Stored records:
--- start ---
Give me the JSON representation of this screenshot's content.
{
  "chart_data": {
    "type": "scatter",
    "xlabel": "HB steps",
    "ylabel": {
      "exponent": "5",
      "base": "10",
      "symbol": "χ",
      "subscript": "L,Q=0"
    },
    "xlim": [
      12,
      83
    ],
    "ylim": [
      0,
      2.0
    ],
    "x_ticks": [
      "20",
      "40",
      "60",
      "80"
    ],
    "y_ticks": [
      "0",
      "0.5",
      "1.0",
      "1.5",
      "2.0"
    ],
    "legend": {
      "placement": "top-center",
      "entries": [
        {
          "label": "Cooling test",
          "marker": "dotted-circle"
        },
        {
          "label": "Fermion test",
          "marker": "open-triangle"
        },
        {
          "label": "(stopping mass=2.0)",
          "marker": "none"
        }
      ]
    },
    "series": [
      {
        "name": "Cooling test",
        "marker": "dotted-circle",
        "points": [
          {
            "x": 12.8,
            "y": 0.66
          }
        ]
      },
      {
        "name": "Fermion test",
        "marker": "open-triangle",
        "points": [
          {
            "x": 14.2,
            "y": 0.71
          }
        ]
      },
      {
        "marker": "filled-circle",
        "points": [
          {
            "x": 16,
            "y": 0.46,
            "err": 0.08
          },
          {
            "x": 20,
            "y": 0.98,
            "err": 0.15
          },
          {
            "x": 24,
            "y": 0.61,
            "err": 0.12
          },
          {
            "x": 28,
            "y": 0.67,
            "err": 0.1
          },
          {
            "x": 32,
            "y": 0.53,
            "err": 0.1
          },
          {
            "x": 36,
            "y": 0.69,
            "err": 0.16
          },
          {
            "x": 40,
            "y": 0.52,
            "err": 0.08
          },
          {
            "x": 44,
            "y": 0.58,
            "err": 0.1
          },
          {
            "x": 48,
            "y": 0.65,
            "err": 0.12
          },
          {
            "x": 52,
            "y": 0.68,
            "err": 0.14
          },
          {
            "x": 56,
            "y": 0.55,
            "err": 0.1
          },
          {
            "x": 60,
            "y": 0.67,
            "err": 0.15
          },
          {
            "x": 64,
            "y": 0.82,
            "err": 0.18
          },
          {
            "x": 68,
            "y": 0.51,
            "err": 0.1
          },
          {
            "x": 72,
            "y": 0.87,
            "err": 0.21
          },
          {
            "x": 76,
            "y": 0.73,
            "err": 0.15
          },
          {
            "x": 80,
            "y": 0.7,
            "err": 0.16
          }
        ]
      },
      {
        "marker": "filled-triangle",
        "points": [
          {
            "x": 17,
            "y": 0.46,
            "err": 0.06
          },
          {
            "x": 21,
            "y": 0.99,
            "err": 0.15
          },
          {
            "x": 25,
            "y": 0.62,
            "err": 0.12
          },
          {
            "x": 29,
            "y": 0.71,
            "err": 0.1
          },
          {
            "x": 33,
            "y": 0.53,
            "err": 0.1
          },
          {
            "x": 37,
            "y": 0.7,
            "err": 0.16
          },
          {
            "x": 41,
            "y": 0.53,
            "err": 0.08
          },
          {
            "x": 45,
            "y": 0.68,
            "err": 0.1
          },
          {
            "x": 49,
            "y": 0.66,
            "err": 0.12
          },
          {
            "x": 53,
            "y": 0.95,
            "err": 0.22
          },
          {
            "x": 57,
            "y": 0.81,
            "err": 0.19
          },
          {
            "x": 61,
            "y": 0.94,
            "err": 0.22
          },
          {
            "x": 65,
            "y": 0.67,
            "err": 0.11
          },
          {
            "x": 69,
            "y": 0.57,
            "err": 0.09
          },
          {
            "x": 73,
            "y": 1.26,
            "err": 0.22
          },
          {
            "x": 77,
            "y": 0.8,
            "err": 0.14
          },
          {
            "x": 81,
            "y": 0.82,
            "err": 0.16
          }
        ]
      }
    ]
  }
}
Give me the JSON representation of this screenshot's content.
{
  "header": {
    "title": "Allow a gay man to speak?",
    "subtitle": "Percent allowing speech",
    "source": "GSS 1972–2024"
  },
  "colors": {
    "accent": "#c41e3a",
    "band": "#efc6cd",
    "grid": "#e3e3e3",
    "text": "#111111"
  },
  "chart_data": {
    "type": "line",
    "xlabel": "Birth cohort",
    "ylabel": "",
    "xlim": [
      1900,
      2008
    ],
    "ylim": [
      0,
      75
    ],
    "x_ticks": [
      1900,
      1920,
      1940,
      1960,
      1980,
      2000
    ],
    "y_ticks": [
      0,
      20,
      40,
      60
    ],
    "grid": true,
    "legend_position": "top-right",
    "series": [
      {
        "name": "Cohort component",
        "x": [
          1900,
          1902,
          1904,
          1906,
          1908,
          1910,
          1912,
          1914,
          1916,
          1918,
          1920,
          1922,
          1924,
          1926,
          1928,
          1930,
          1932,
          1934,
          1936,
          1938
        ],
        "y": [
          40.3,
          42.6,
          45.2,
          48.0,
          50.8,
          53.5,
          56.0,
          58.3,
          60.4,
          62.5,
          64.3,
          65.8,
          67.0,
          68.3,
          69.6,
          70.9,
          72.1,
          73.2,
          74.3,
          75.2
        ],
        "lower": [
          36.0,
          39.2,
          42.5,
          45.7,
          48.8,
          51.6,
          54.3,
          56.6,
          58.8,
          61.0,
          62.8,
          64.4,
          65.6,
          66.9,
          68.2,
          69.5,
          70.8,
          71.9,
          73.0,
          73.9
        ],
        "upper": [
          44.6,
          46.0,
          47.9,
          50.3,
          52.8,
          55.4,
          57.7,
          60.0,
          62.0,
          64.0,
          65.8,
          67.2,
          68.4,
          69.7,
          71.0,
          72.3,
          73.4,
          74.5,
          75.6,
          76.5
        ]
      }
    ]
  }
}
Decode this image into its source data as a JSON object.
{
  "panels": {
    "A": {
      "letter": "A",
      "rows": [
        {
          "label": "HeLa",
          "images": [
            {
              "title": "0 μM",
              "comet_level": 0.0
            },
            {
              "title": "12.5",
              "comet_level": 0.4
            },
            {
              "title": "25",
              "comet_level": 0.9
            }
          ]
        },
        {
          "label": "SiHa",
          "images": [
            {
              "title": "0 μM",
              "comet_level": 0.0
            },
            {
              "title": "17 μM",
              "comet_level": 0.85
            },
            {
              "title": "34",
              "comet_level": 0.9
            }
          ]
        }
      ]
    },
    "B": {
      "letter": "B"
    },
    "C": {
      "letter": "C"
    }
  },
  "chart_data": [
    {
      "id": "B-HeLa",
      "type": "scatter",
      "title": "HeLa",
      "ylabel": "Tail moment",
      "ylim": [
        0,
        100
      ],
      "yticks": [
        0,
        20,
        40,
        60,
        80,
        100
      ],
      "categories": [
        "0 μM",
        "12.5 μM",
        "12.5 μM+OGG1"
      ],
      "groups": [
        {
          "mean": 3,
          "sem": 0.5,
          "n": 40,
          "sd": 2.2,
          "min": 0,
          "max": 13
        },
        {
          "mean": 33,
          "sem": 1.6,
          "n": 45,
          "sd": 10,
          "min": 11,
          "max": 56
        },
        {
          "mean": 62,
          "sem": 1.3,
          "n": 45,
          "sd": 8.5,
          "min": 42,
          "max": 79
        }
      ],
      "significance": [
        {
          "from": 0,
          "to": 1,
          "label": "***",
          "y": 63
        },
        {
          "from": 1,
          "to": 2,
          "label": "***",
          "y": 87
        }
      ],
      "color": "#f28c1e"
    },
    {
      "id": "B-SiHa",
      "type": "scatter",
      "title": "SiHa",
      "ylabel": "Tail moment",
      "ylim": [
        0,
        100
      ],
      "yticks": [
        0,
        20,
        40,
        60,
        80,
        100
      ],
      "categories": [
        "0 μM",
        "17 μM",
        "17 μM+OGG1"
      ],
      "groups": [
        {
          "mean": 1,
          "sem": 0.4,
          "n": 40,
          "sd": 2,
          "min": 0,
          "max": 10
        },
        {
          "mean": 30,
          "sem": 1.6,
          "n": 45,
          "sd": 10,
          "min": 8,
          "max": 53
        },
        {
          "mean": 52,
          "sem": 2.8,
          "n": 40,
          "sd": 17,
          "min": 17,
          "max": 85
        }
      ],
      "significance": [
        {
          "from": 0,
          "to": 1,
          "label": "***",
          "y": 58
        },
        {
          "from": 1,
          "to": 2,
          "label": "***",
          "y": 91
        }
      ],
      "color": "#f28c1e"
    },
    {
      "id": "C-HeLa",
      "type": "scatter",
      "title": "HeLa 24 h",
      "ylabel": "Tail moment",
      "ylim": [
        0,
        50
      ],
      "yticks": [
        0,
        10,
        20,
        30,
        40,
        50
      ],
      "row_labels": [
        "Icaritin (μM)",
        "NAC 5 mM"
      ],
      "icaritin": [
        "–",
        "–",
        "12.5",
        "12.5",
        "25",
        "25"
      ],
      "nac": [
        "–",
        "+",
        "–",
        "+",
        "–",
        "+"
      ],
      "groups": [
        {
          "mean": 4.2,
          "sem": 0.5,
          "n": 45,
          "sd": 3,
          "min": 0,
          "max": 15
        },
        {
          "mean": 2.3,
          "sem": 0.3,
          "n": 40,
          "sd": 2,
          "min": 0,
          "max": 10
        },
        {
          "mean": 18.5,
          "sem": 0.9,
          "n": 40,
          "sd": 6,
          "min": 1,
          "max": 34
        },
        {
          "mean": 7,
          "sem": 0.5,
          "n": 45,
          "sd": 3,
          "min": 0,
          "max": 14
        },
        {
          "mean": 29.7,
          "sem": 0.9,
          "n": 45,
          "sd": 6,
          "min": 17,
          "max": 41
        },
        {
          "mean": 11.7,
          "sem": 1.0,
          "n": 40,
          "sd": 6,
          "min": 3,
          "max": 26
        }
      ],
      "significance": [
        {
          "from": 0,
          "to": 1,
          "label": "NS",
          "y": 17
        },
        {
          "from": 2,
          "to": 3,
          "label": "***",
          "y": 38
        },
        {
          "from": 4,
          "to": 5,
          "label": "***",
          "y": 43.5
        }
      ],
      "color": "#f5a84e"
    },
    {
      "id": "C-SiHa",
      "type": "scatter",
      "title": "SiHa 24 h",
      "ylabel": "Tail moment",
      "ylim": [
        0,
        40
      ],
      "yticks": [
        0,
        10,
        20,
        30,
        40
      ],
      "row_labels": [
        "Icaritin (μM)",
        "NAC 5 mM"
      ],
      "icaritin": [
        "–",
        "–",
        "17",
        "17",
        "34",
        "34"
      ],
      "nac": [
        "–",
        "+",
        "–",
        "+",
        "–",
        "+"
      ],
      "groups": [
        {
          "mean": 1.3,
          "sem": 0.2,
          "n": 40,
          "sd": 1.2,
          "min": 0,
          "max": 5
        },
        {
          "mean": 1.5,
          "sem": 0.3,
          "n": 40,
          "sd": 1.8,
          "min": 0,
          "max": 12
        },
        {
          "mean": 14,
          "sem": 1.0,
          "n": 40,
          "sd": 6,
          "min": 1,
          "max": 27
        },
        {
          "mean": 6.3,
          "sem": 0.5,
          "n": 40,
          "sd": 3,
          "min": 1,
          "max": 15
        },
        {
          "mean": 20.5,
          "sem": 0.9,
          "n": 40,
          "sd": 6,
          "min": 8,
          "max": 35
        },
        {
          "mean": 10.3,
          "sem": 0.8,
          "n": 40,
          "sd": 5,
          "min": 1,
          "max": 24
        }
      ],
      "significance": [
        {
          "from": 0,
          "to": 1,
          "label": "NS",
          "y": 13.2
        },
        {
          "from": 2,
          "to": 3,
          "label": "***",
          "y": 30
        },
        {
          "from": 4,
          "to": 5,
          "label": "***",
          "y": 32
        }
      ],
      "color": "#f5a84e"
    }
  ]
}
--- end ---
[Exercise objective] Check each line above for the string "SiHa" and show the ones that have it.

[Reply]
          "label": "SiHa",
      "id": "B-SiHa",
      "title": "SiHa",
      "id": "C-SiHa",
      "title": "SiHa 24 h",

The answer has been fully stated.